## Your task
Please write out the complete listing that follows, exactly as it reads.

-- Begin Items --

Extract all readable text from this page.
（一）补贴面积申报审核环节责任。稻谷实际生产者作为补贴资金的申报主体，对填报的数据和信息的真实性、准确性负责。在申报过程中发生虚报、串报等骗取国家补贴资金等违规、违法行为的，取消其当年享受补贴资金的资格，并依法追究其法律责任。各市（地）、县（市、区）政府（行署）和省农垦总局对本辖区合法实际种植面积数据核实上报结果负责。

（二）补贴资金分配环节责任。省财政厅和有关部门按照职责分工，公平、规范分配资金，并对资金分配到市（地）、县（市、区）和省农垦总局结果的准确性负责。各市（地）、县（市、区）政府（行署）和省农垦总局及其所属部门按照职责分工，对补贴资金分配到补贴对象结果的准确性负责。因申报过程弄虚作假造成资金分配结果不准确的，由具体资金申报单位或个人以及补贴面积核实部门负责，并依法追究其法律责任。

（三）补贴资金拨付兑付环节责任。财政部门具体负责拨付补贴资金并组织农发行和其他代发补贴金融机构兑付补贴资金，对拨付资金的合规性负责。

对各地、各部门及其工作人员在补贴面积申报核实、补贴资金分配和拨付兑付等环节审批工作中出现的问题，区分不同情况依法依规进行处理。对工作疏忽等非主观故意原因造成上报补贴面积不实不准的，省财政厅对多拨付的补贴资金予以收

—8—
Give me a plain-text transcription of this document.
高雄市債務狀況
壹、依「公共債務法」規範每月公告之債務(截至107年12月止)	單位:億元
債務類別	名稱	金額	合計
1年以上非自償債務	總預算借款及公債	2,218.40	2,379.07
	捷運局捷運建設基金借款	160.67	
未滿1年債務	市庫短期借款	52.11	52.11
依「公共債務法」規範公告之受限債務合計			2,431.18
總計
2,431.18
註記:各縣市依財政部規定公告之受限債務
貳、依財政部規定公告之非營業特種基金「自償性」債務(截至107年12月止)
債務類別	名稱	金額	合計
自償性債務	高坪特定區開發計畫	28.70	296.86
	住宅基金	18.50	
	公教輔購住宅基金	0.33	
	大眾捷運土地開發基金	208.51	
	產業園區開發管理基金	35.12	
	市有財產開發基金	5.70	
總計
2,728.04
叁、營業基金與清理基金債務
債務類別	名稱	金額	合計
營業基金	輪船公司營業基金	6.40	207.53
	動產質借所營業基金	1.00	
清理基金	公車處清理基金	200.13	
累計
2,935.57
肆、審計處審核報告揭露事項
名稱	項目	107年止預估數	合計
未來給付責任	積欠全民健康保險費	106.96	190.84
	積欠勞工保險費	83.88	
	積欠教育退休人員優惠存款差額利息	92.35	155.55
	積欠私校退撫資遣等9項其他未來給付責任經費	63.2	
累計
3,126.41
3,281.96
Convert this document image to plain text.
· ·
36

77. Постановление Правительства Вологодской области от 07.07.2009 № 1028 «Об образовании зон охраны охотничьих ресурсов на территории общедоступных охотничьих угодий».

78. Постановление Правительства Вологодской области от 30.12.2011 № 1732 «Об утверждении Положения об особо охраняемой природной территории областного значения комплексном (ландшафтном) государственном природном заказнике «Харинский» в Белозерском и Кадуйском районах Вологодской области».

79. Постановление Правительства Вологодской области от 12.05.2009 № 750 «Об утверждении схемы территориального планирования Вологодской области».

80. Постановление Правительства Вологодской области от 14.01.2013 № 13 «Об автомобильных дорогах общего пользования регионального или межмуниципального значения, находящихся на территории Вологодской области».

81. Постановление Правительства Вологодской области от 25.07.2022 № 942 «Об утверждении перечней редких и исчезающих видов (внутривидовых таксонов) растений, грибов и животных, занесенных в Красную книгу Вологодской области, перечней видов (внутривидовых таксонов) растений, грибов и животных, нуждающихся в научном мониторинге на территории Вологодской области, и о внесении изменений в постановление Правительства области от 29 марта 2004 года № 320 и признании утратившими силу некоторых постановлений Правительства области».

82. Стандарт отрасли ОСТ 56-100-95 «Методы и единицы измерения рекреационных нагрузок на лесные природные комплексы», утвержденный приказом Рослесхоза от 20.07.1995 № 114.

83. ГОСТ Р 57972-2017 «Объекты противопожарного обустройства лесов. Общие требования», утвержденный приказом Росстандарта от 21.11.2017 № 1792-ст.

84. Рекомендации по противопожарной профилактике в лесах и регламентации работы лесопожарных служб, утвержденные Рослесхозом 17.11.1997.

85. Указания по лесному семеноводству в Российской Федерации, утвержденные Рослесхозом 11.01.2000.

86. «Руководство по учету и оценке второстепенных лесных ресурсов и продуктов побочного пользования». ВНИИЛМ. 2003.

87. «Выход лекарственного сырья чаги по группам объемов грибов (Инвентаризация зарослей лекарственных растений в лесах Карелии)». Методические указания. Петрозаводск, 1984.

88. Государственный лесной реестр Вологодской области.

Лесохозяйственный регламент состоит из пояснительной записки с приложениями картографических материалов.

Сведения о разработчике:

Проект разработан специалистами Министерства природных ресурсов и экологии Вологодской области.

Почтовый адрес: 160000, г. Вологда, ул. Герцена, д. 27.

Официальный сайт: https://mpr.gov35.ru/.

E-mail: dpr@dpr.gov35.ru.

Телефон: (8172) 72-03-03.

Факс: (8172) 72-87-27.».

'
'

-- End Items --

## Worked solution
Extract all readable text from this page.
（一）补贴面积申报审核环节责任。稻谷实际生产者作为补贴资金的申报主体，对填报的数据和信息的真实性、准确性负责。在申报过程中发生虚报、串报等骗取国家补贴资金等违规、违法行为的，取消其当年享受补贴资金的资格，并依法追究其法律责任。各市（地）、县（市、区）政府（行署）和省农垦总局对本辖区合法实际种植面积数据核实上报结果负责。

（二）补贴资金分配环节责任。省财政厅和有关部门按照职责分工，公平、规范分配资金，并对资金分配到市（地）、县（市、区）和省农垦总局结果的准确性负责。各市（地）、县（市、区）政府（行署）和省农垦总局及其所属部门按照职责分工，对补贴资金分配到补贴对象结果的准确性负责。因申报过程弄虚作假造成资金分配结果不准确的，由具体资金申报单位或个人以及补贴面积核实部门负责，并依法追究其法律责任。

（三）补贴资金拨付兑付环节责任。财政部门具体负责拨付补贴资金并组织农发行和其他代发补贴金融机构兑付补贴资金，对拨付资金的合规性负责。

对各地、各部门及其工作人员在补贴面积申报核实、补贴资金分配和拨付兑付等环节审批工作中出现的问题，区分不同情况依法依规进行处理。对工作疏忽等非主观故意原因造成上报补贴面积不实不准的，省财政厅对多拨付的补贴资金予以收

—8—
Give me a plain-text transcription of this document.
高雄市債務狀況
壹、依「公共債務法」規範每月公告之債務(截至107年12月止)	單位:億元
債務類別	名稱	金額	合計
1年以上非自償債務	總預算借款及公債	2,218.40	2,379.07
	捷運局捷運建設基金借款	160.67	
未滿1年債務	市庫短期借款	52.11	52.11
依「公共債務法」規範公告之受限債務合計			2,431.18
總計
2,431.18
註記:各縣市依財政部規定公告之受限債務
貳、依財政部規定公告之非營業特種基金「自償性」債務(截至107年12月止)
債務類別	名稱	金額	合計
自償性債務	高坪特定區開發計畫	28.70	296.86
	住宅基金	18.50	
	公教輔購住宅基金	0.33	
	大眾捷運土地開發基金	208.51	
	產業園區開發管理基金	35.12	
	市有財產開發基金	5.70	
總計
2,728.04
叁、營業基金與清理基金債務
債務類別	名稱	金額	合計
營業基金	輪船公司營業基金	6.40	207.53
	動產質借所營業基金	1.00	
清理基金	公車處清理基金	200.13	
累計
2,935.57
肆、審計處審核報告揭露事項
名稱	項目	107年止預估數	合計
未來給付責任	積欠全民健康保險費	106.96	190.84
	積欠勞工保險費	83.88	
	積欠教育退休人員優惠存款差額利息	92.35	155.55
	積欠私校退撫資遣等9項其他未來給付責任經費	63.2	
累計
3,126.41
3,281.96
Convert this document image to plain text.
· ·
36

77. Постановление Правительства Вологодской области от 07.07.2009 № 1028 «Об образовании зон охраны охотничьих ресурсов на территории общедоступных охотничьих угодий».

78. Постановление Правительства Вологодской области от 30.12.2011 № 1732 «Об утверждении Положения об особо охраняемой природной территории областного значения комплексном (ландшафтном) государственном природном заказнике «Харинский» в Белозерском и Кадуйском районах Вологодской области».

79. Постановление Правительства Вологодской области от 12.05.2009 № 750 «Об утверждении схемы территориального планирования Вологодской области».

80. Постановление Правительства Вологодской области от 14.01.2013 № 13 «Об автомобильных дорогах общего пользования регионального или межмуниципального значения, находящихся на территории Вологодской области».

81. Постановление Правительства Вологодской области от 25.07.2022 № 942 «Об утверждении перечней редких и исчезающих видов (внутривидовых таксонов) растений, грибов и животных, занесенных в Красную книгу Вологодской области, перечней видов (внутривидовых таксонов) растений, грибов и животных, нуждающихся в научном мониторинге на территории Вологодской области, и о внесении изменений в постановление Правительства области от 29 марта 2004 года № 320 и признании утратившими силу некоторых постановлений Правительства области».

82. Стандарт отрасли ОСТ 56-100-95 «Методы и единицы измерения рекреационных нагрузок на лесные природные комплексы», утвержденный приказом Рослесхоза от 20.07.1995 № 114.

83. ГОСТ Р 57972-2017 «Объекты противопожарного обустройства лесов. Общие требования», утвержденный приказом Росстандарта от 21.11.2017 № 1792-ст.

84. Рекомендации по противопожарной профилактике в лесах и регламентации работы лесопожарных служб, утвержденные Рослесхозом 17.11.1997.

85. Указания по лесному семеноводству в Российской Федерации, утвержденные Рослесхозом 11.01.2000.

86. «Руководство по учету и оценке второстепенных лесных ресурсов и продуктов побочного пользования». ВНИИЛМ. 2003.

87. «Выход лекарственного сырья чаги по группам объемов грибов (Инвентаризация зарослей лекарственных растений в лесах Карелии)». Методические указания. Петрозаводск, 1984.

88. Государственный лесной реестр Вологодской области.

Лесохозяйственный регламент состоит из пояснительной записки с приложениями картографических материалов.

Сведения о разработчике:

Проект разработан специалистами Министерства природных ресурсов и экологии Вологодской области.

Почтовый адрес: 160000, г. Вологда, ул. Герцена, д. 27.

Официальный сайт: https://mpr.gov35.ru/.

E-mail: dpr@dpr.gov35.ru.

Телефон: (8172) 72-03-03.

Факс: (8172) 72-87-27.».

'
'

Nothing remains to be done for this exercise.